REQUIRED WORK
Your task is to repeat the listing exactly.

SUPPLIED MATERIAL
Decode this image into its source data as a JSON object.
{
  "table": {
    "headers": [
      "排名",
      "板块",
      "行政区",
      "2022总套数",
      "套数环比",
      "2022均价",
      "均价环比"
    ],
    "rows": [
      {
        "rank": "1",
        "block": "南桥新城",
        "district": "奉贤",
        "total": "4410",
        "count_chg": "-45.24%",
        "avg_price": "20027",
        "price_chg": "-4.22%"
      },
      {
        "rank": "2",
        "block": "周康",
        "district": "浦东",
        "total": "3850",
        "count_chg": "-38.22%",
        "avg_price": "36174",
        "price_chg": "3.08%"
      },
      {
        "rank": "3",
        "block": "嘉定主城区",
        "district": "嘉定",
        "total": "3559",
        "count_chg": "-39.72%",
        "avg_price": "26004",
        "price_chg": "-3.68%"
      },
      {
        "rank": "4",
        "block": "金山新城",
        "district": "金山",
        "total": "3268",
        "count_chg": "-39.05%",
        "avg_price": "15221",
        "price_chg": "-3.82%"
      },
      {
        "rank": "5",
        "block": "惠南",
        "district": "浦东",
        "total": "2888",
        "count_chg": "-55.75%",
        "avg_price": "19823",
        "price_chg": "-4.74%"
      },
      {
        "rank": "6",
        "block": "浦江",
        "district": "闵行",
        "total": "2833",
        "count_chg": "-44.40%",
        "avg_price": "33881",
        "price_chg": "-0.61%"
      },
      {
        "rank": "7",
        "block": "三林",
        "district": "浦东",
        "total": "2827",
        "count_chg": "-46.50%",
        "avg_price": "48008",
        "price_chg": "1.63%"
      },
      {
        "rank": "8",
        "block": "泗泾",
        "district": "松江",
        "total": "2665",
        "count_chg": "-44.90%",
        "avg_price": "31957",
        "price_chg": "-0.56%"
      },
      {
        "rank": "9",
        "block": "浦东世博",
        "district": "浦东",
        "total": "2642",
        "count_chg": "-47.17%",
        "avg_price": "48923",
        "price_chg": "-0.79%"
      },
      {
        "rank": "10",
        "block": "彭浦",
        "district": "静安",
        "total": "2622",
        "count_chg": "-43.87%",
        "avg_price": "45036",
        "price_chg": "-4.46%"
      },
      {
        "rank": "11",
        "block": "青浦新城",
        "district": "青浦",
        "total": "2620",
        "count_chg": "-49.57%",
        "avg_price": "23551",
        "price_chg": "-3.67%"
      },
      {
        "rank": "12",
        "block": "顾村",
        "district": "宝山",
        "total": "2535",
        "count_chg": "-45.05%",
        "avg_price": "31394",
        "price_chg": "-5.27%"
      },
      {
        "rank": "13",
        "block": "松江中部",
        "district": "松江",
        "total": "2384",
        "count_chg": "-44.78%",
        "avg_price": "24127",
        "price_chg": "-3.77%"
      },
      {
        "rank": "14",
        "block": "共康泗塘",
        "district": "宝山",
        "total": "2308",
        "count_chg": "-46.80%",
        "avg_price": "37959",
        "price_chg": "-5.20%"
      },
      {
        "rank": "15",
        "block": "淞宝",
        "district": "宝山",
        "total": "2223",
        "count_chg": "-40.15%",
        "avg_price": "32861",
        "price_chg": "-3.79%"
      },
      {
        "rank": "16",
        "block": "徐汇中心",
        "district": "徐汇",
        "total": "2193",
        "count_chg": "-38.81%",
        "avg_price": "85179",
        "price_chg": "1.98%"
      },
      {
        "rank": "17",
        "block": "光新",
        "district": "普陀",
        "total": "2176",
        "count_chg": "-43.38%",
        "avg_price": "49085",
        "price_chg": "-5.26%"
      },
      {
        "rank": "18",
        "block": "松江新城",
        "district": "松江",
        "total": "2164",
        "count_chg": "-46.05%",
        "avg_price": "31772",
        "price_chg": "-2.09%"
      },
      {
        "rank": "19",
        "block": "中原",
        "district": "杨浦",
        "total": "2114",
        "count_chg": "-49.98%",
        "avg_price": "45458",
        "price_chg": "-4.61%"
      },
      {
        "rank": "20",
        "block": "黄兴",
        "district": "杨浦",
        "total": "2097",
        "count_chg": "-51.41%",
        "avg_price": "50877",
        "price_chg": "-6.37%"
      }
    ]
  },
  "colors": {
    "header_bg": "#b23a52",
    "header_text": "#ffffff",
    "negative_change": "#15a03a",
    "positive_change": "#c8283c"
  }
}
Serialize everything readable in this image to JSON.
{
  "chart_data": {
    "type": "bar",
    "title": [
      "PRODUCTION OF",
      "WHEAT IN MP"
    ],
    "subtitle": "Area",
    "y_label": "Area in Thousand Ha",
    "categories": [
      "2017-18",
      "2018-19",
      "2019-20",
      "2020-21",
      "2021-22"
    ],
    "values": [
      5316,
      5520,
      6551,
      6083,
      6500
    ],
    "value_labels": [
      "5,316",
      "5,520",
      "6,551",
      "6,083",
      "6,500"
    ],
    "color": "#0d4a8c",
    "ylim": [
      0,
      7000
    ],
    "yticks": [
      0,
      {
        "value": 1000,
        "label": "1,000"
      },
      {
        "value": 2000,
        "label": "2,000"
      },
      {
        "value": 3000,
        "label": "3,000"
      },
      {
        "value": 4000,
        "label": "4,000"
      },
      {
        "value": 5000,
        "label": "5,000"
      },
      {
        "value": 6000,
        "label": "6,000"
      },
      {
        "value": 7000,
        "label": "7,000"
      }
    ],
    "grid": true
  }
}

ANSWER IN FULL
Decode this image into its source data as a JSON object.
{
  "table": {
    "headers": [
      "排名",
      "板块",
      "行政区",
      "2022总套数",
      "套数环比",
      "2022均价",
      "均价环比"
    ],
    "rows": [
      {
        "rank": "1",
        "block": "南桥新城",
        "district": "奉贤",
        "total": "4410",
        "count_chg": "-45.24%",
        "avg_price": "20027",
        "price_chg": "-4.22%"
      },
      {
        "rank": "2",
        "block": "周康",
        "district": "浦东",
        "total": "3850",
        "count_chg": "-38.22%",
        "avg_price": "36174",
        "price_chg": "3.08%"
      },
      {
        "rank": "3",
        "block": "嘉定主城区",
        "district": "嘉定",
        "total": "3559",
        "count_chg": "-39.72%",
        "avg_price": "26004",
        "price_chg": "-3.68%"
      },
      {
        "rank": "4",
        "block": "金山新城",
        "district": "金山",
        "total": "3268",
        "count_chg": "-39.05%",
        "avg_price": "15221",
        "price_chg": "-3.82%"
      },
      {
        "rank": "5",
        "block": "惠南",
        "district": "浦东",
        "total": "2888",
        "count_chg": "-55.75%",
        "avg_price": "19823",
        "price_chg": "-4.74%"
      },
      {
        "rank": "6",
        "block": "浦江",
        "district": "闵行",
        "total": "2833",
        "count_chg": "-44.40%",
        "avg_price": "33881",
        "price_chg": "-0.61%"
      },
      {
        "rank": "7",
        "block": "三林",
        "district": "浦东",
        "total": "2827",
        "count_chg": "-46.50%",
        "avg_price": "48008",
        "price_chg": "1.63%"
      },
      {
        "rank": "8",
        "block": "泗泾",
        "district": "松江",
        "total": "2665",
        "count_chg": "-44.90%",
        "avg_price": "31957",
        "price_chg": "-0.56%"
      },
      {
        "rank": "9",
        "block": "浦东世博",
        "district": "浦东",
        "total": "2642",
        "count_chg": "-47.17%",
        "avg_price": "48923",
        "price_chg": "-0.79%"
      },
      {
        "rank": "10",
        "block": "彭浦",
        "district": "静安",
        "total": "2622",
        "count_chg": "-43.87%",
        "avg_price": "45036",
        "price_chg": "-4.46%"
      },
      {
        "rank": "11",
        "block": "青浦新城",
        "district": "青浦",
        "total": "2620",
        "count_chg": "-49.57%",
        "avg_price": "23551",
        "price_chg": "-3.67%"
      },
      {
        "rank": "12",
        "block": "顾村",
        "district": "宝山",
        "total": "2535",
        "count_chg": "-45.05%",
        "avg_price": "31394",
        "price_chg": "-5.27%"
      },
      {
        "rank": "13",
        "block": "松江中部",
        "district": "松江",
        "total": "2384",
        "count_chg": "-44.78%",
        "avg_price": "24127",
        "price_chg": "-3.77%"
      },
      {
        "rank": "14",
        "block": "共康泗塘",
        "district": "宝山",
        "total": "2308",
        "count_chg": "-46.80%",
        "avg_price": "37959",
        "price_chg": "-5.20%"
      },
      {
        "rank": "15",
        "block": "淞宝",
        "district": "宝山",
        "total": "2223",
        "count_chg": "-40.15%",
        "avg_price": "32861",
        "price_chg": "-3.79%"
      },
      {
        "rank": "16",
        "block": "徐汇中心",
        "district": "徐汇",
        "total": "2193",
        "count_chg": "-38.81%",
        "avg_price": "85179",
        "price_chg": "1.98%"
      },
      {
        "rank": "17",
        "block": "光新",
        "district": "普陀",
        "total": "2176",
        "count_chg": "-43.38%",
        "avg_price": "49085",
        "price_chg": "-5.26%"
      },
      {
        "rank": "18",
        "block": "松江新城",
        "district": "松江",
        "total": "2164",
        "count_chg": "-46.05%",
        "avg_price": "31772",
        "price_chg": "-2.09%"
      },
      {
        "rank": "19",
        "block": "中原",
        "district": "杨浦",
        "total": "2114",
        "count_chg": "-49.98%",
        "avg_price": "45458",
        "price_chg": "-4.61%"
      },
      {
        "rank": "20",
        "block": "黄兴",
        "district": "杨浦",
        "total": "2097",
        "count_chg": "-51.41%",
        "avg_price": "50877",
        "price_chg": "-6.37%"
      }
    ]
  },
  "colors": {
    "header_bg": "#b23a52",
    "header_text": "#ffffff",
    "negative_change": "#15a03a",
    "positive_change": "#c8283c"
  }
}
Serialize everything readable in this image to JSON.
{
  "chart_data": {
    "type": "bar",
    "title": [
      "PRODUCTION OF",
      "WHEAT IN MP"
    ],
    "subtitle": "Area",
    "y_label": "Area in Thousand Ha",
    "categories": [
      "2017-18",
      "2018-19",
      "2019-20",
      "2020-21",
      "2021-22"
    ],
    "values": [
      5316,
      5520,
      6551,
      6083,
      6500
    ],
    "value_labels": [
      "5,316",
      "5,520",
      "6,551",
      "6,083",
      "6,500"
    ],
    "color": "#0d4a8c",
    "ylim": [
      0,
      7000
    ],
    "yticks": [
      0,
      {
        "value": 1000,
        "label": "1,000"
      },
      {
        "value": 2000,
        "label": "2,000"
      },
      {
        "value": 3000,
        "label": "3,000"
      },
      {
        "value": 4000,
        "label": "4,000"
      },
      {
        "value": 5000,
        "label": "5,000"
      },
      {
        "value": 6000,
        "label": "6,000"
      },
      {
        "value": 7000,
        "label": "7,000"
      }
    ],
    "grid": true
  }
}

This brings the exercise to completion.